Stored entries
.....
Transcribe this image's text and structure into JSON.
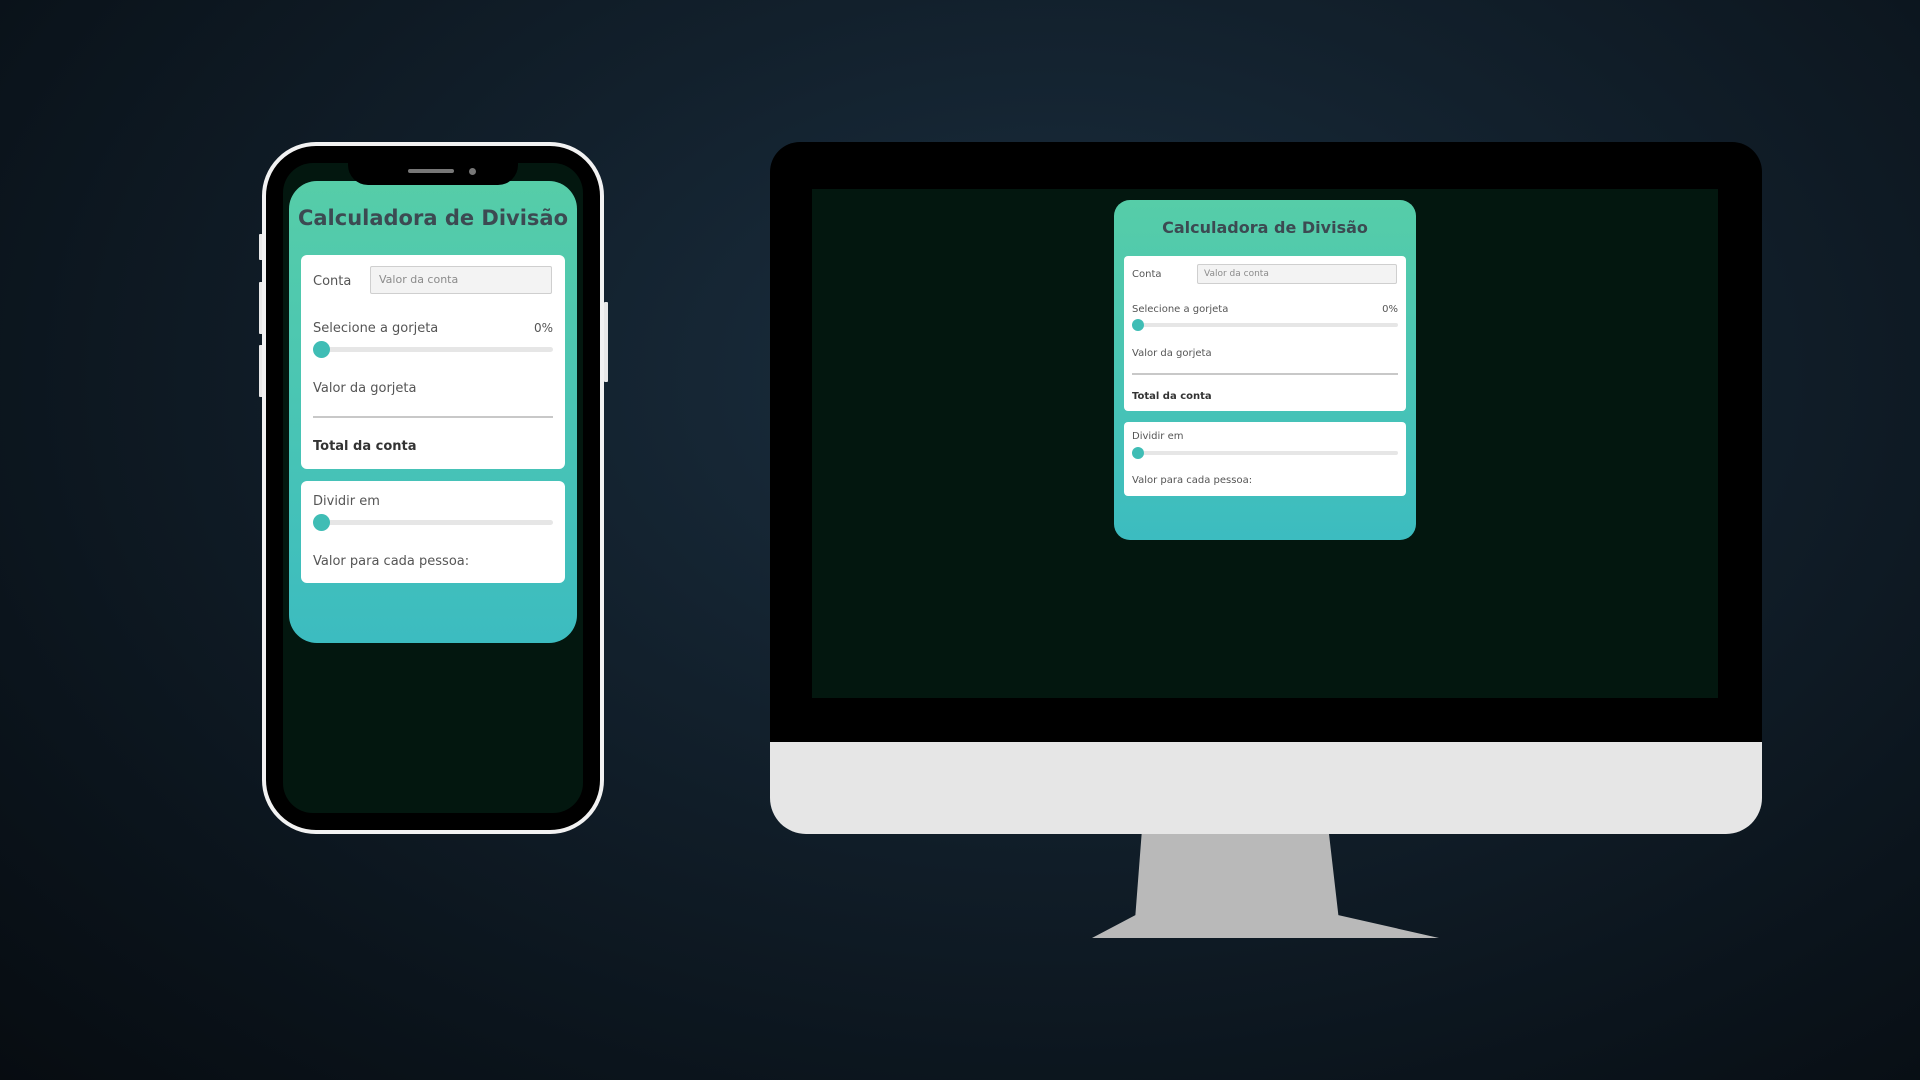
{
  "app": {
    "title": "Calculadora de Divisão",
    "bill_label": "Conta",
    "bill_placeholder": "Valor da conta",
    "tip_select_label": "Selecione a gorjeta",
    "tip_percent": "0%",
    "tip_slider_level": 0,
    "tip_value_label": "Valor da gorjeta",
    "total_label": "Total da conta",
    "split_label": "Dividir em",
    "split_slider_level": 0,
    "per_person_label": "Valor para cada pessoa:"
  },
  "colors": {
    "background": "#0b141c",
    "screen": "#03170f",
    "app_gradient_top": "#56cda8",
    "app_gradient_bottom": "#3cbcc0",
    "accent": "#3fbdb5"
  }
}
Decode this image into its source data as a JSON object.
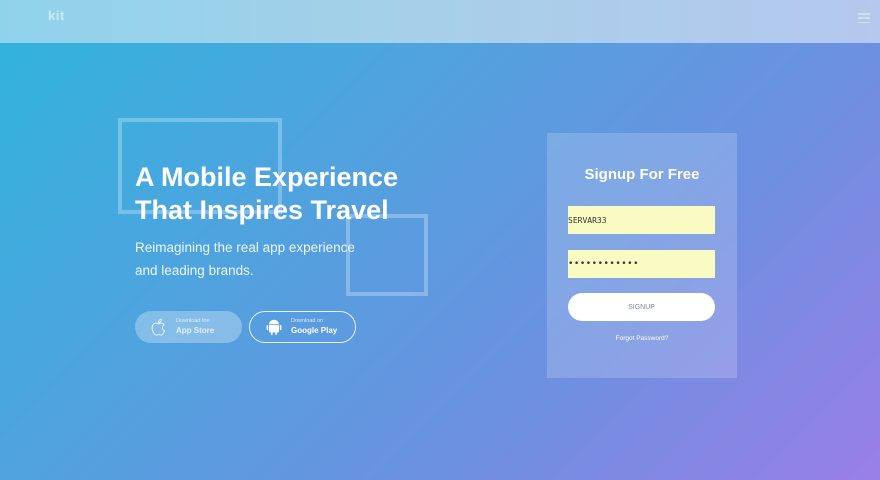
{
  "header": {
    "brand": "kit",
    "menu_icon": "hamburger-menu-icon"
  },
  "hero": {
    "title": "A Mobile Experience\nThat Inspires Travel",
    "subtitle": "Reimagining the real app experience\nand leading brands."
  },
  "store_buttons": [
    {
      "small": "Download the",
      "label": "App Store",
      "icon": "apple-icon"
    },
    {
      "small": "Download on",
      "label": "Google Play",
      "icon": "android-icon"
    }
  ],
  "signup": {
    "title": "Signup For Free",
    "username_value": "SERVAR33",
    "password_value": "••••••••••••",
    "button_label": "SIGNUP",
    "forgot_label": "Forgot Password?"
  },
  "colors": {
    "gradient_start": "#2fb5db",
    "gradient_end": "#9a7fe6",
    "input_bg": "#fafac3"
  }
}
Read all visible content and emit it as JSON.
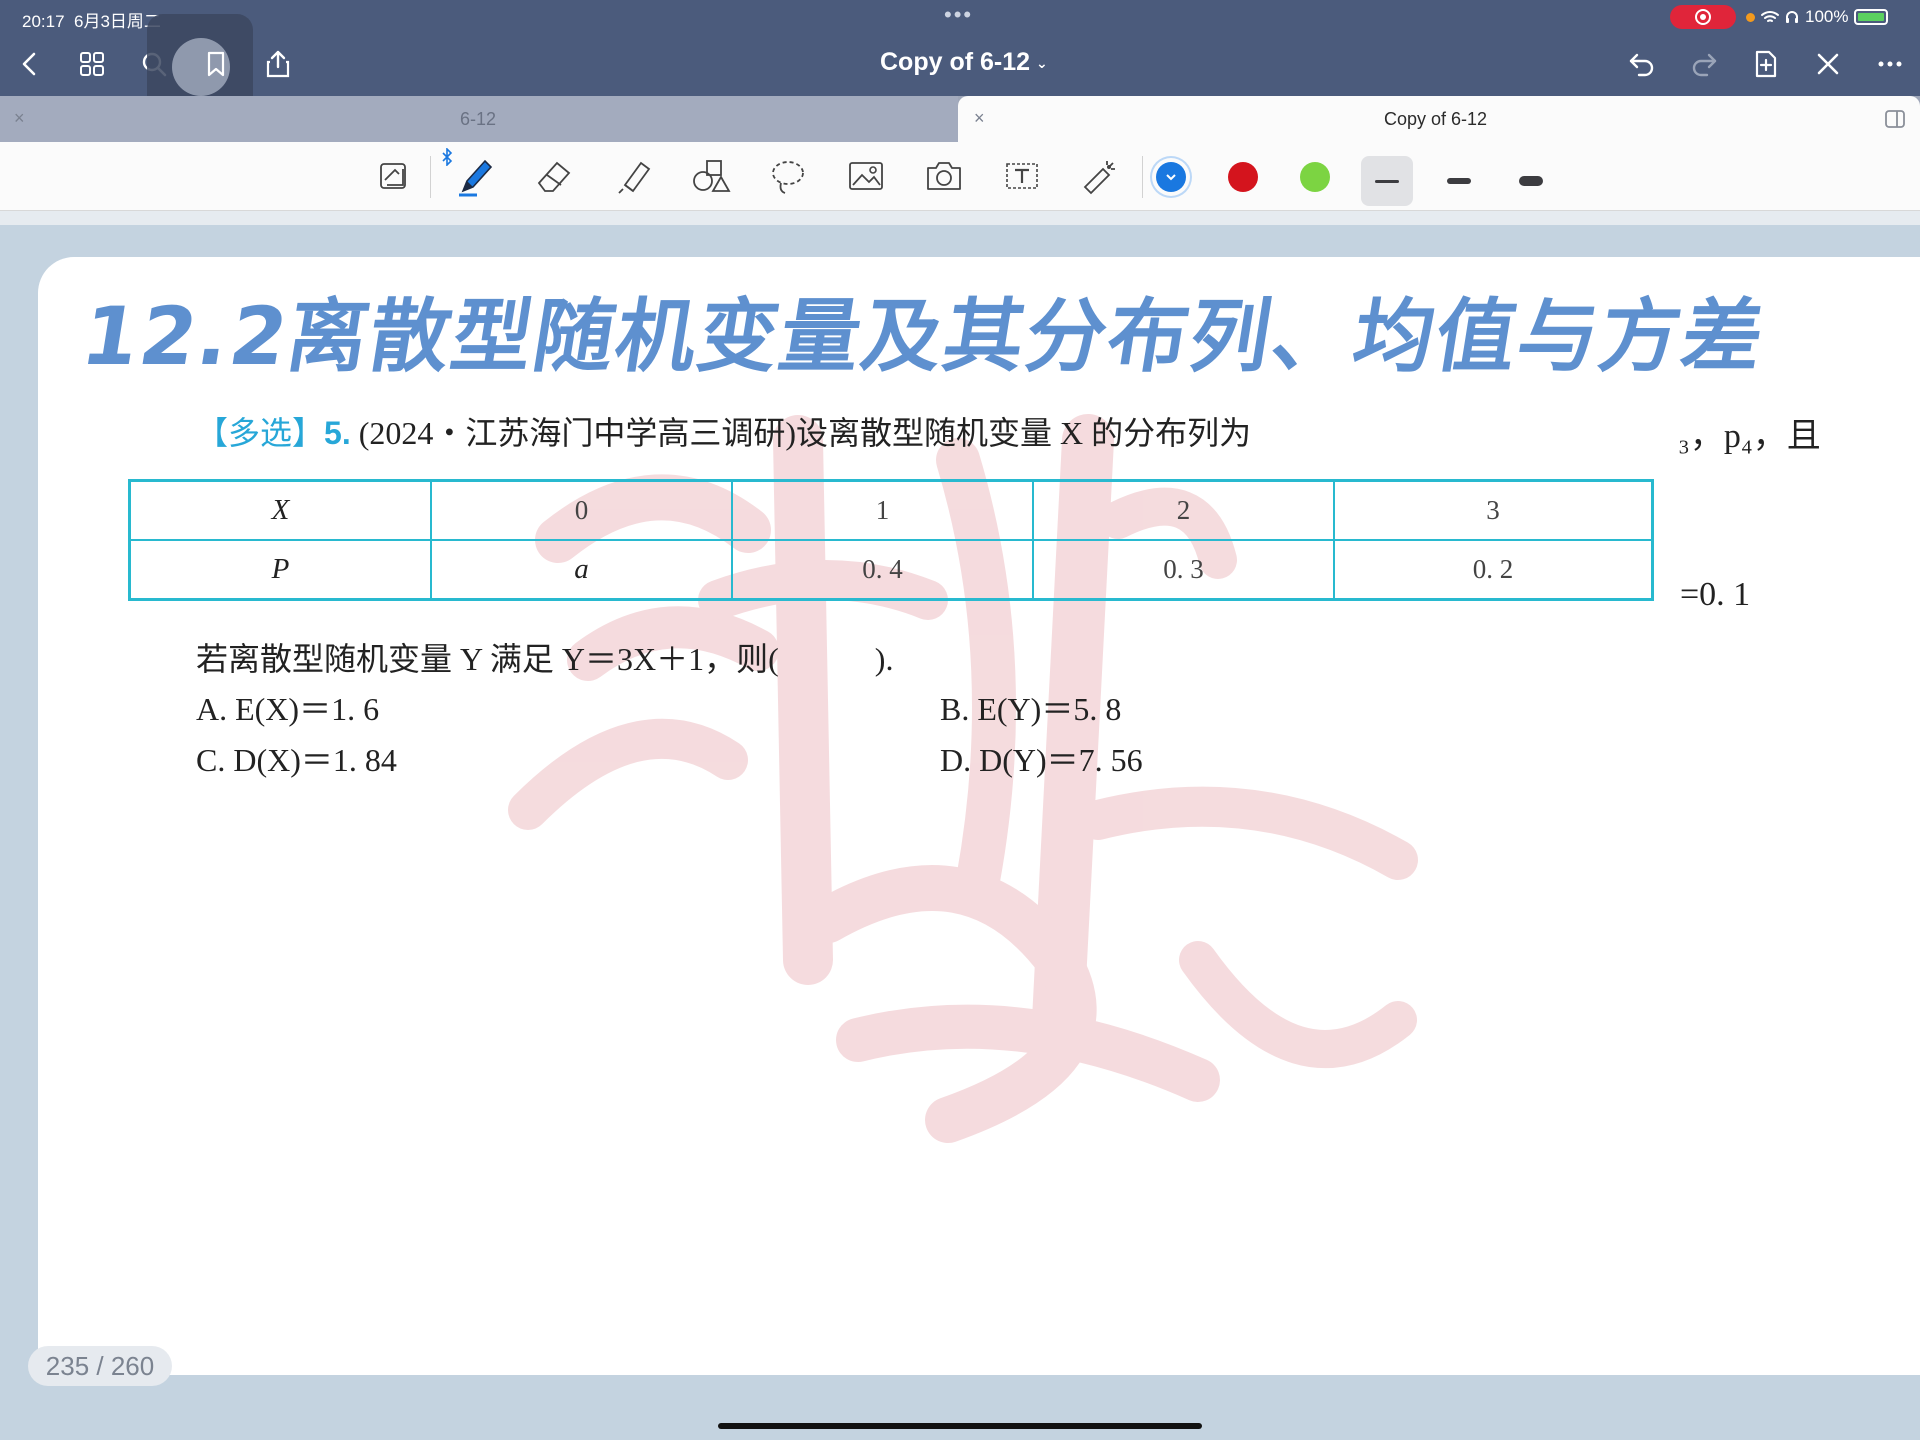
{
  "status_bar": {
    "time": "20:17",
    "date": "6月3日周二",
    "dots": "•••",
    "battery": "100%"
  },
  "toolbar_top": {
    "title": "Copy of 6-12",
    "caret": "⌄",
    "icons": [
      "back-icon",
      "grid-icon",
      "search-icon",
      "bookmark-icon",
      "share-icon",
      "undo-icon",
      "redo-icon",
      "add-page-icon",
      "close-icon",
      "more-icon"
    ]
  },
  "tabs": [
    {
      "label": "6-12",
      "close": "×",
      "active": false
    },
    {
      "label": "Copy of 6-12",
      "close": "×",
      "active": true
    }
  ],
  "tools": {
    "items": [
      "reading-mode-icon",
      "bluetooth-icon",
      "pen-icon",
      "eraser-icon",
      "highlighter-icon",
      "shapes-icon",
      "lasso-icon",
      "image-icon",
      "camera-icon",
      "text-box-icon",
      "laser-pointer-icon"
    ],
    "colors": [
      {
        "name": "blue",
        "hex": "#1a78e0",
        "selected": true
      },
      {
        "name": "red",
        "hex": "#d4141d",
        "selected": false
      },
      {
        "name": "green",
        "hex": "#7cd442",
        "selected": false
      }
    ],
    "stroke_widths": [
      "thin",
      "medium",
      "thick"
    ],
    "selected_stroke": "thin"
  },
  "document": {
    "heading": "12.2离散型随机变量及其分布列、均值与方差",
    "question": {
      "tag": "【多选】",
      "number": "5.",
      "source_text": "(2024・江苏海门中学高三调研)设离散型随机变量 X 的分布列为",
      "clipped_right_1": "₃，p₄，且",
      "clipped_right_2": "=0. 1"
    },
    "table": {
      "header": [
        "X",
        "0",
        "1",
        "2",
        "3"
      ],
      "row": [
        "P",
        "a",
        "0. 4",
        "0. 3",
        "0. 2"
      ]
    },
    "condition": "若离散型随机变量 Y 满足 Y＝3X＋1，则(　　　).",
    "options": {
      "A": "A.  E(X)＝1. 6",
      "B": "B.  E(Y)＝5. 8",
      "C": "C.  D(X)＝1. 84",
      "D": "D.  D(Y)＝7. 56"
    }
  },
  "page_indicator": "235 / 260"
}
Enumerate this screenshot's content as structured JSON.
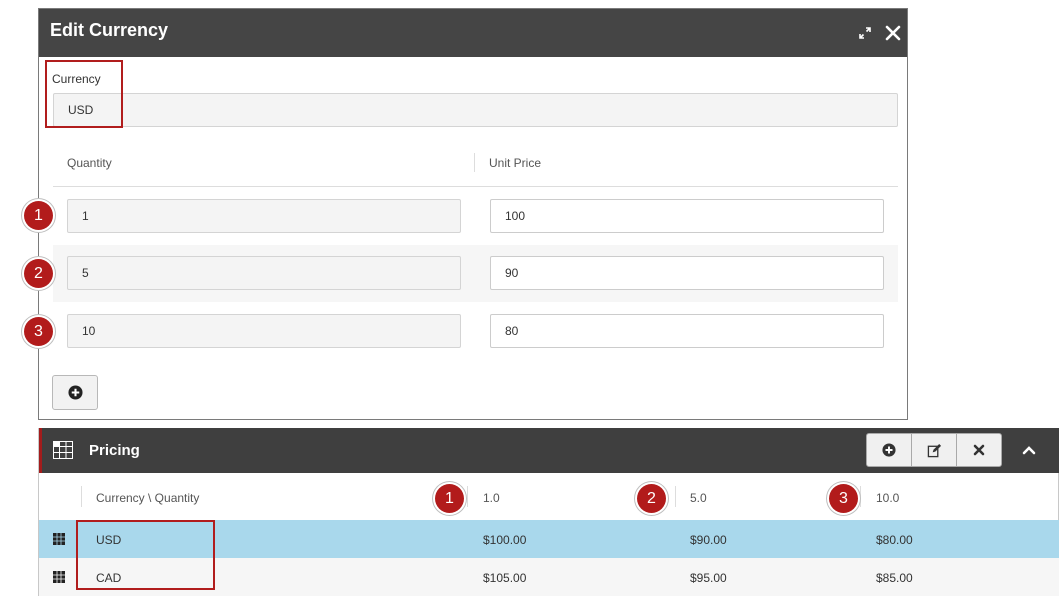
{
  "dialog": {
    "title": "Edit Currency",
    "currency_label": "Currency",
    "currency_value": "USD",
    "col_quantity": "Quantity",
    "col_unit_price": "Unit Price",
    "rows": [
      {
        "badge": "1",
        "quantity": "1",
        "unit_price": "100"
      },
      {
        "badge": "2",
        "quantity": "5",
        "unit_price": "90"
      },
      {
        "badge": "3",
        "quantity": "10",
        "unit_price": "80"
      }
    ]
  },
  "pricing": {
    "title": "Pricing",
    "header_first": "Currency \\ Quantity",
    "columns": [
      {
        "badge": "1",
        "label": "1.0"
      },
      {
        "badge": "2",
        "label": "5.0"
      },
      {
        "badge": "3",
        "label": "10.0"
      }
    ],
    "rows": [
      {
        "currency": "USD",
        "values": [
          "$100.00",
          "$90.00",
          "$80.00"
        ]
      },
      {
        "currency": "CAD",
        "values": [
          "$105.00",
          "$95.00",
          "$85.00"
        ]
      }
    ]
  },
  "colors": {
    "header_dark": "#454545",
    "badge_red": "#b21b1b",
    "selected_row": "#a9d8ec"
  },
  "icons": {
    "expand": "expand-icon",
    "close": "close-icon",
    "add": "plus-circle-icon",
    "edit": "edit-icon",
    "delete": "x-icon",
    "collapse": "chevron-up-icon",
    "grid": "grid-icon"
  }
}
.....
Output every entry word for word, but omit the pictures.

ANSWER TO THIS EXERCISE:
Transcribe this image's text and structure into JSON.
{
  "app": {
    "title": "Calculadora de Divisão",
    "bill_label": "Conta",
    "bill_placeholder": "Valor da conta",
    "tip_select_label": "Selecione a gorjeta",
    "tip_percent": "0%",
    "tip_slider_level": 0,
    "tip_value_label": "Valor da gorjeta",
    "total_label": "Total da conta",
    "split_label": "Dividir em",
    "split_slider_level": 0,
    "per_person_label": "Valor para cada pessoa:"
  },
  "colors": {
    "background": "#0b141c",
    "screen": "#03170f",
    "app_gradient_top": "#56cda8",
    "app_gradient_bottom": "#3cbcc0",
    "accent": "#3fbdb5"
  }
}
Decode this image into its source data as a JSON object.
{
  "header": {
    "brand": "kit",
    "menu_icon": "hamburger-menu-icon"
  },
  "hero": {
    "title": "A Mobile Experience\nThat Inspires Travel",
    "subtitle": "Reimagining the real app experience\nand leading brands."
  },
  "store_buttons": [
    {
      "small": "Download the",
      "label": "App Store",
      "icon": "apple-icon"
    },
    {
      "small": "Download on",
      "label": "Google Play",
      "icon": "android-icon"
    }
  ],
  "signup": {
    "title": "Signup For Free",
    "username_value": "SERVAR33",
    "password_value": "••••••••••••",
    "button_label": "SIGNUP",
    "forgot_label": "Forgot Password?"
  },
  "colors": {
    "gradient_start": "#2fb5db",
    "gradient_end": "#9a7fe6",
    "input_bg": "#fafac3"
  }
}
Read all visible content and emit it as JSON.
{
  "status_bar": {
    "time": "20:17",
    "date": "6月3日周二",
    "dots": "•••",
    "battery": "100%"
  },
  "toolbar_top": {
    "title": "Copy of 6-12",
    "caret": "⌄",
    "icons": [
      "back-icon",
      "grid-icon",
      "search-icon",
      "bookmark-icon",
      "share-icon",
      "undo-icon",
      "redo-icon",
      "add-page-icon",
      "close-icon",
      "more-icon"
    ]
  },
  "tabs": [
    {
      "label": "6-12",
      "close": "×",
      "active": false
    },
    {
      "label": "Copy of 6-12",
      "close": "×",
      "active": true
    }
  ],
  "tools": {
    "items": [
      "reading-mode-icon",
      "bluetooth-icon",
      "pen-icon",
      "eraser-icon",
      "highlighter-icon",
      "shapes-icon",
      "lasso-icon",
      "image-icon",
      "camera-icon",
      "text-box-icon",
      "laser-pointer-icon"
    ],
    "colors": [
      {
        "name": "blue",
        "hex": "#1a78e0",
        "selected": true
      },
      {
        "name": "red",
        "hex": "#d4141d",
        "selected": false
      },
      {
        "name": "green",
        "hex": "#7cd442",
        "selected": false
      }
    ],
    "stroke_widths": [
      "thin",
      "medium",
      "thick"
    ],
    "selected_stroke": "thin"
  },
  "document": {
    "heading": "12.2离散型随机变量及其分布列、均值与方差",
    "question": {
      "tag": "【多选】",
      "number": "5.",
      "source_text": "(2024・江苏海门中学高三调研)设离散型随机变量 X 的分布列为",
      "clipped_right_1": "₃，p₄，且",
      "clipped_right_2": "=0. 1"
    },
    "table": {
      "header": [
        "X",
        "0",
        "1",
        "2",
        "3"
      ],
      "row": [
        "P",
        "a",
        "0. 4",
        "0. 3",
        "0. 2"
      ]
    },
    "condition": "若离散型随机变量 Y 满足 Y＝3X＋1，则(　　　).",
    "options": {
      "A": "A.  E(X)＝1. 6",
      "B": "B.  E(Y)＝5. 8",
      "C": "C.  D(X)＝1. 84",
      "D": "D.  D(Y)＝7. 56"
    }
  },
  "page_indicator": "235 / 260"
}
Enumerate this screenshot's content as structured JSON.
{
  "dialog": {
    "title": "Edit Currency",
    "currency_label": "Currency",
    "currency_value": "USD",
    "col_quantity": "Quantity",
    "col_unit_price": "Unit Price",
    "rows": [
      {
        "badge": "1",
        "quantity": "1",
        "unit_price": "100"
      },
      {
        "badge": "2",
        "quantity": "5",
        "unit_price": "90"
      },
      {
        "badge": "3",
        "quantity": "10",
        "unit_price": "80"
      }
    ]
  },
  "pricing": {
    "title": "Pricing",
    "header_first": "Currency \\ Quantity",
    "columns": [
      {
        "badge": "1",
        "label": "1.0"
      },
      {
        "badge": "2",
        "label": "5.0"
      },
      {
        "badge": "3",
        "label": "10.0"
      }
    ],
    "rows": [
      {
        "currency": "USD",
        "values": [
          "$100.00",
          "$90.00",
          "$80.00"
        ]
      },
      {
        "currency": "CAD",
        "values": [
          "$105.00",
          "$95.00",
          "$85.00"
        ]
      }
    ]
  },
  "colors": {
    "header_dark": "#454545",
    "badge_red": "#b21b1b",
    "selected_row": "#a9d8ec"
  },
  "icons": {
    "expand": "expand-icon",
    "close": "close-icon",
    "add": "plus-circle-icon",
    "edit": "edit-icon",
    "delete": "x-icon",
    "collapse": "chevron-up-icon",
    "grid": "grid-icon"
  }
}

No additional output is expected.